==== INFORMATION PROVIDED

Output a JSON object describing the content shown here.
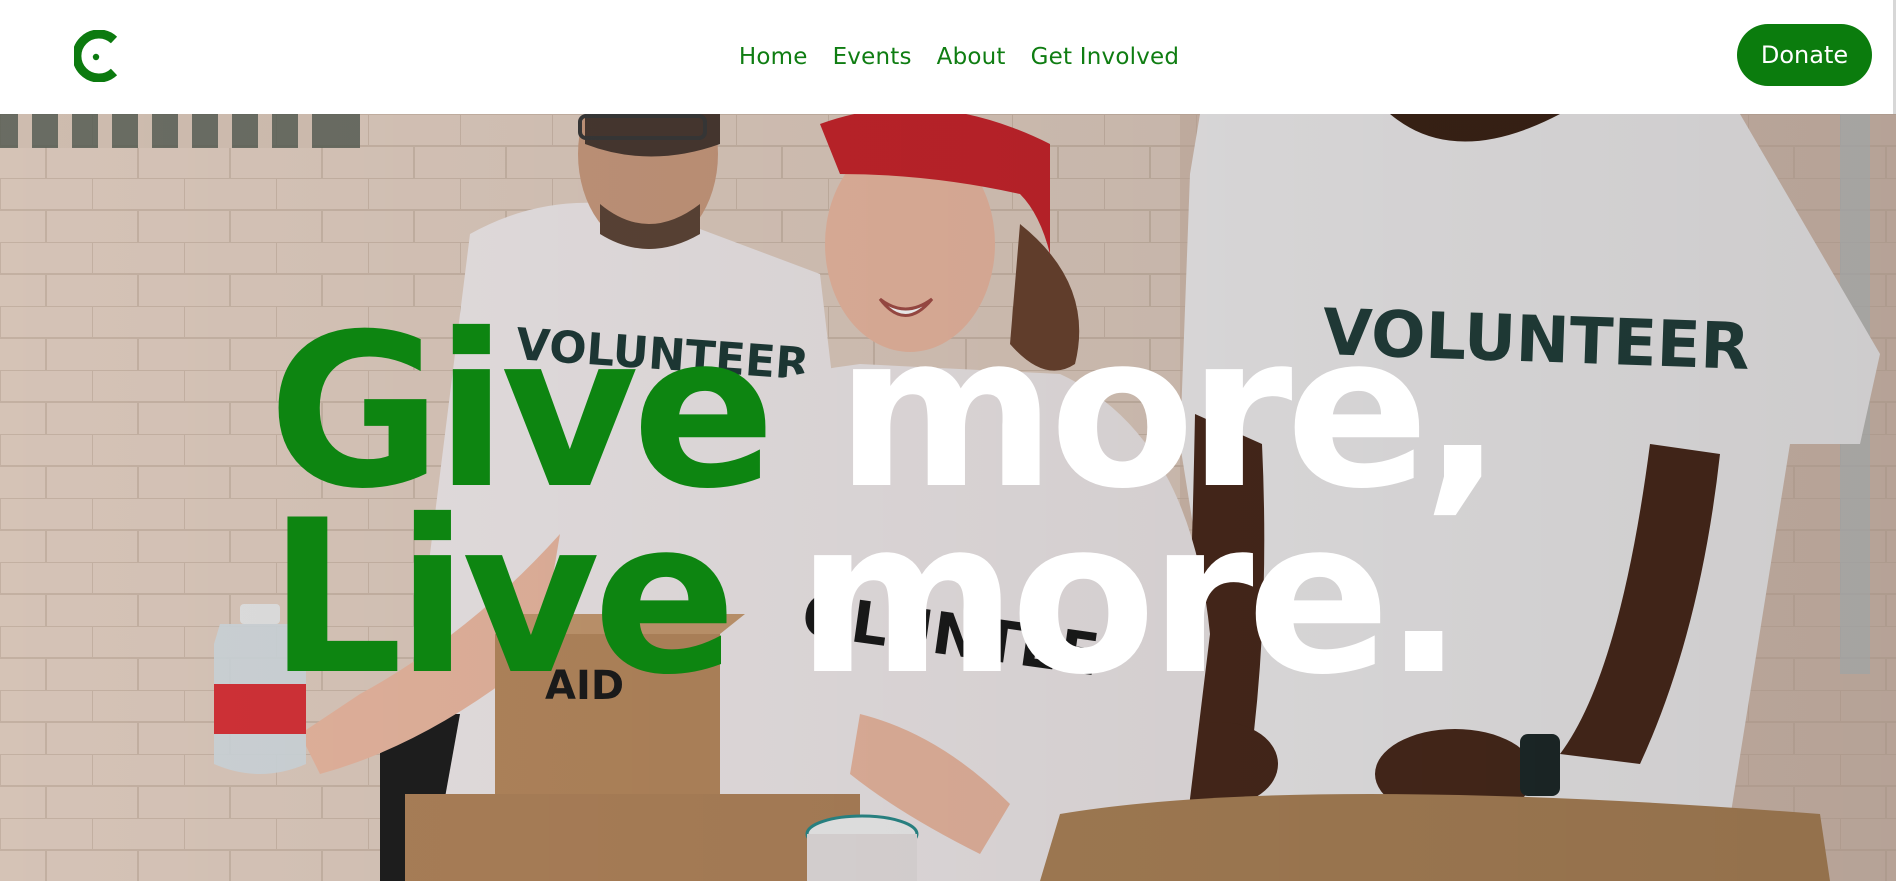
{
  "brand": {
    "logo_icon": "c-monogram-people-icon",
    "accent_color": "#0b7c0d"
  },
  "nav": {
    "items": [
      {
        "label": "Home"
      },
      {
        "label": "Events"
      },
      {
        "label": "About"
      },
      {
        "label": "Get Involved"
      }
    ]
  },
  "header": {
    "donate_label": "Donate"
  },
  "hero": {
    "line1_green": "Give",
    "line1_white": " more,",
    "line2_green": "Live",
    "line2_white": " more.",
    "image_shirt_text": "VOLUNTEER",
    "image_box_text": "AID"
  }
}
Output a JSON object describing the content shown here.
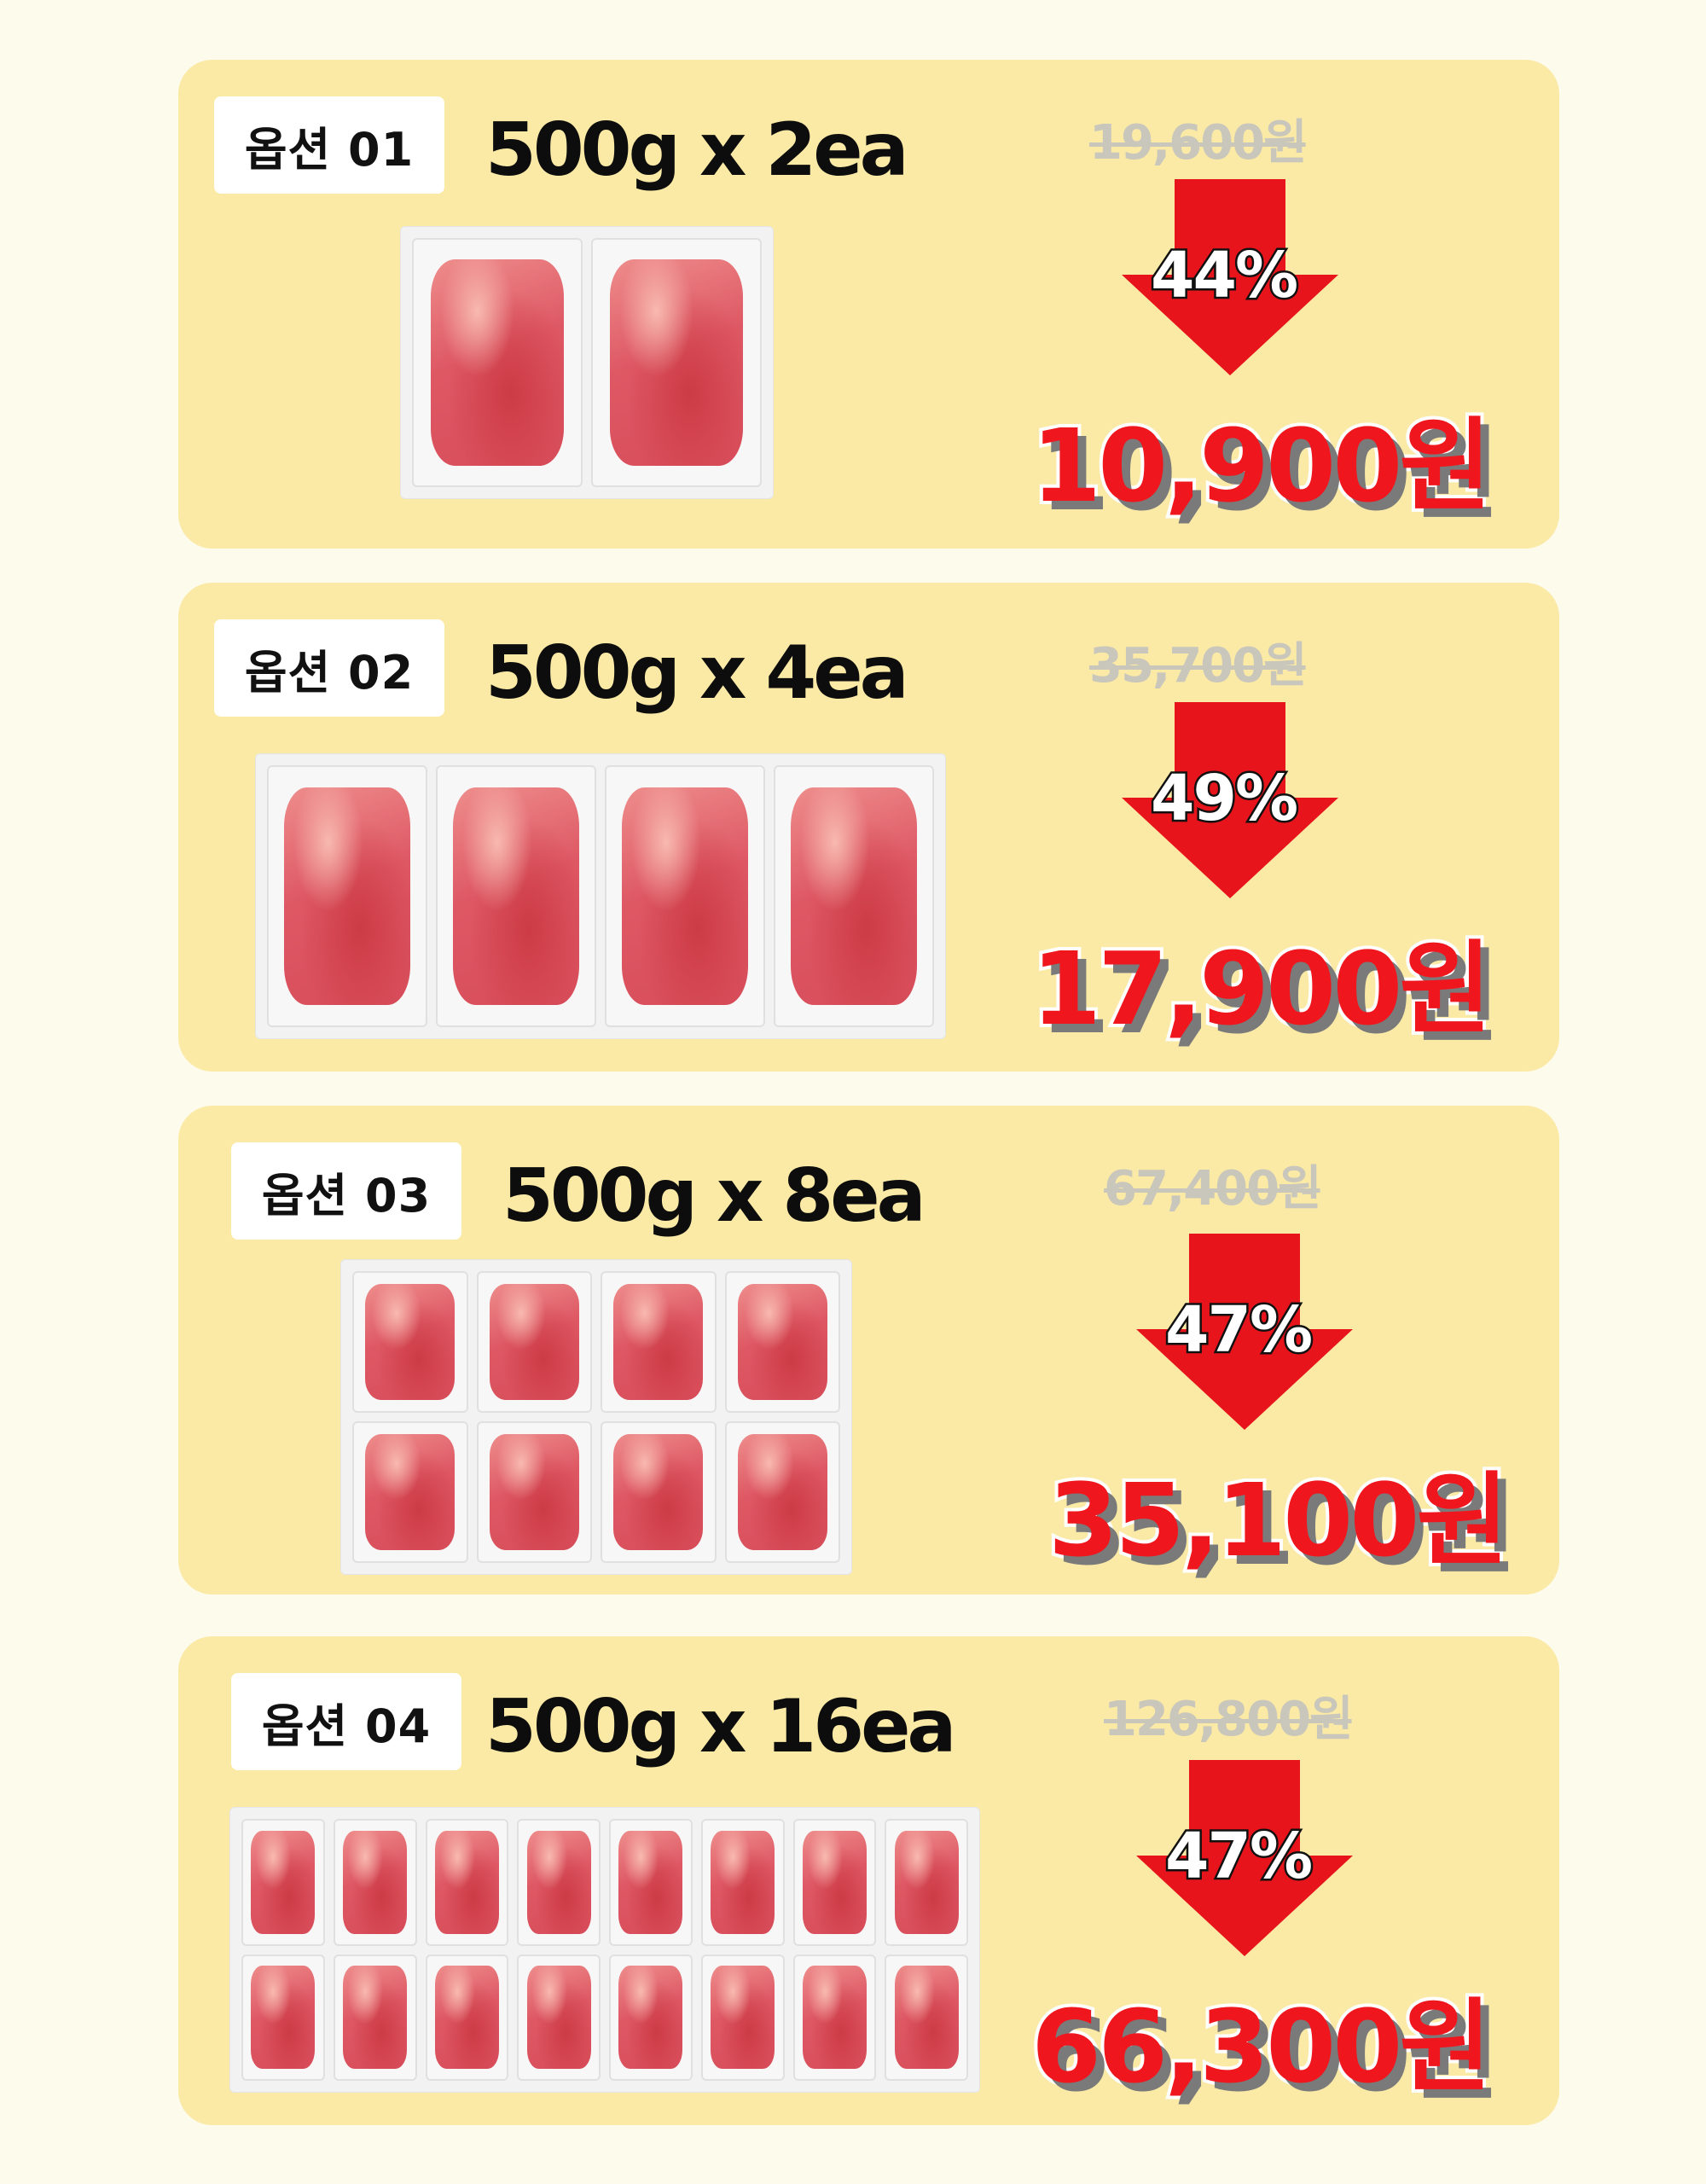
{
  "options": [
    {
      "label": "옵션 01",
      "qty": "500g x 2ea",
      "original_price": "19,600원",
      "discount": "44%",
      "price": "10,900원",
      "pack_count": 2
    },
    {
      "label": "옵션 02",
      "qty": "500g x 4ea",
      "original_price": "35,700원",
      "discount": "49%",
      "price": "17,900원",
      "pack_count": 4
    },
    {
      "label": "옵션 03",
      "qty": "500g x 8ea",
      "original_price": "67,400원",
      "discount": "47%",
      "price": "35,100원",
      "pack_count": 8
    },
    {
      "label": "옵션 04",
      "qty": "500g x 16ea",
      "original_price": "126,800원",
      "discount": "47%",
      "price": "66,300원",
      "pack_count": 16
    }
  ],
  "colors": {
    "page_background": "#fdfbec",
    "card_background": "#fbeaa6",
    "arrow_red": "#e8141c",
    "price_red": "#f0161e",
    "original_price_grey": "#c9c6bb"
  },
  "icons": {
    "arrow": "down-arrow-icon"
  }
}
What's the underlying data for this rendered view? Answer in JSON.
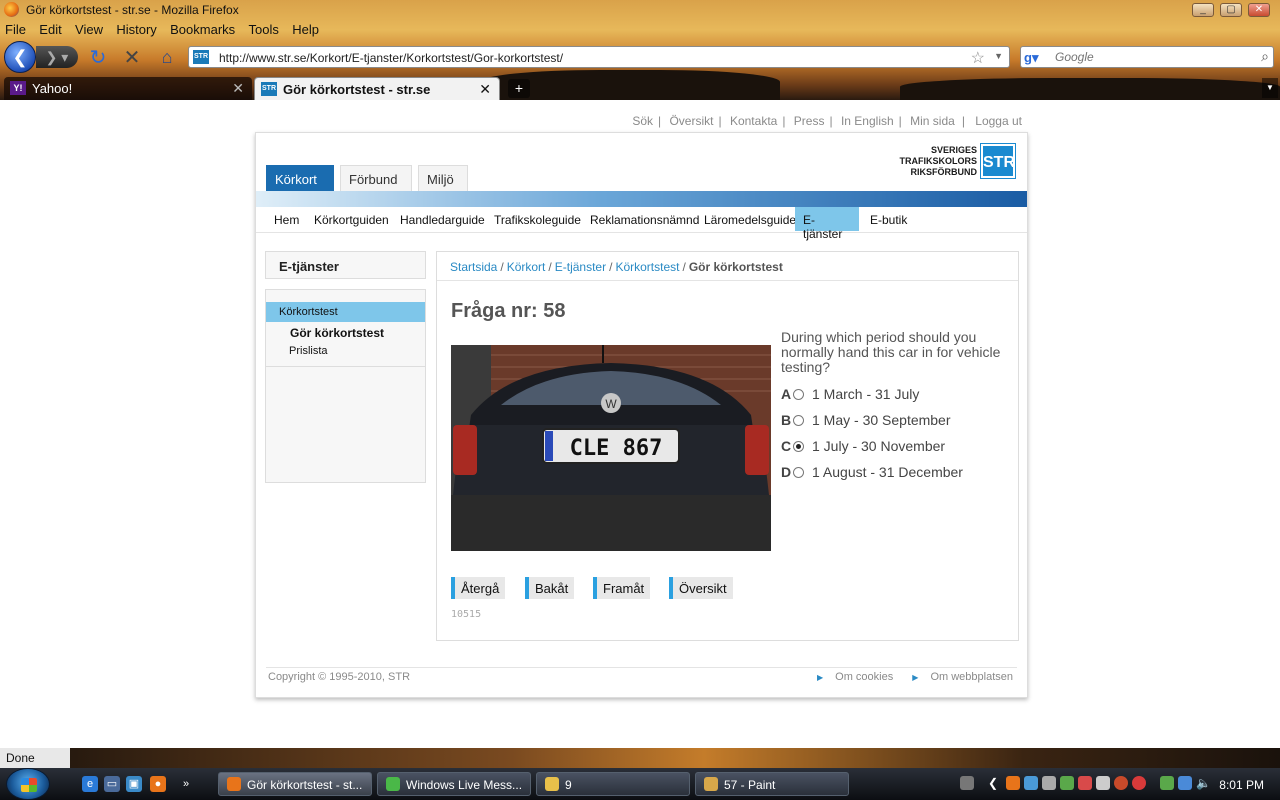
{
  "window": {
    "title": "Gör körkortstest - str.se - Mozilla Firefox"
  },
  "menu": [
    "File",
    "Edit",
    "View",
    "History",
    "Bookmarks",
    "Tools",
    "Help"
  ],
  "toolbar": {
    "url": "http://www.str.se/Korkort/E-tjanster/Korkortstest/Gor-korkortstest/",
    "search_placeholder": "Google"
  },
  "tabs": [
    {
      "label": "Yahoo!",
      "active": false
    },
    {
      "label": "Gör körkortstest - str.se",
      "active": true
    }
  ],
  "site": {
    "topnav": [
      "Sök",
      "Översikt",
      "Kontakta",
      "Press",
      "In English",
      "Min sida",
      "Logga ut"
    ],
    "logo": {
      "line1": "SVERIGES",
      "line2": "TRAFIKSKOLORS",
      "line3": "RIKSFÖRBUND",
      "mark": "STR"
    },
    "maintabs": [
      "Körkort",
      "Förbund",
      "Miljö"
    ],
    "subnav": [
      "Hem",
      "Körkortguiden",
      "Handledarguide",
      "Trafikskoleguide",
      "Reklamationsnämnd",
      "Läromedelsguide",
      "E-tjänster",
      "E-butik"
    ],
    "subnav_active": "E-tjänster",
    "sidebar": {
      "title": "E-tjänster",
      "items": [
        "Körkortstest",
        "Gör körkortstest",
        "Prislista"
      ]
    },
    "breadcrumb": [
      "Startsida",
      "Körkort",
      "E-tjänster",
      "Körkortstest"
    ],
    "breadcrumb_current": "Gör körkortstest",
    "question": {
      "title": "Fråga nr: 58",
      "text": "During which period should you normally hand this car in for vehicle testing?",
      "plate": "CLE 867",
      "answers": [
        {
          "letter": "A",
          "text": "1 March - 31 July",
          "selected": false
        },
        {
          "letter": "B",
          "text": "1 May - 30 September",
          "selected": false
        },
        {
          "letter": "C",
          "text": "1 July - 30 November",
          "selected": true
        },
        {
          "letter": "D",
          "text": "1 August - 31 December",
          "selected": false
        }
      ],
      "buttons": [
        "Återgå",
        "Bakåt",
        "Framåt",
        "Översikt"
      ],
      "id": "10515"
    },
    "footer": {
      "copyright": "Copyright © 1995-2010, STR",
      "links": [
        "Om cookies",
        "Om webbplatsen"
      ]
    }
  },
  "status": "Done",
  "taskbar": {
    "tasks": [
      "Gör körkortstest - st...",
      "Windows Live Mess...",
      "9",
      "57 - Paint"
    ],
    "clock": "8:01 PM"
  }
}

========

### EXERCISE DETAILS
Search the lines above for the string "July", then show every one that has it.

### RESPONSE BELOW
          "text": "1 March - 31 July",
          "text": "1 July - 30 November",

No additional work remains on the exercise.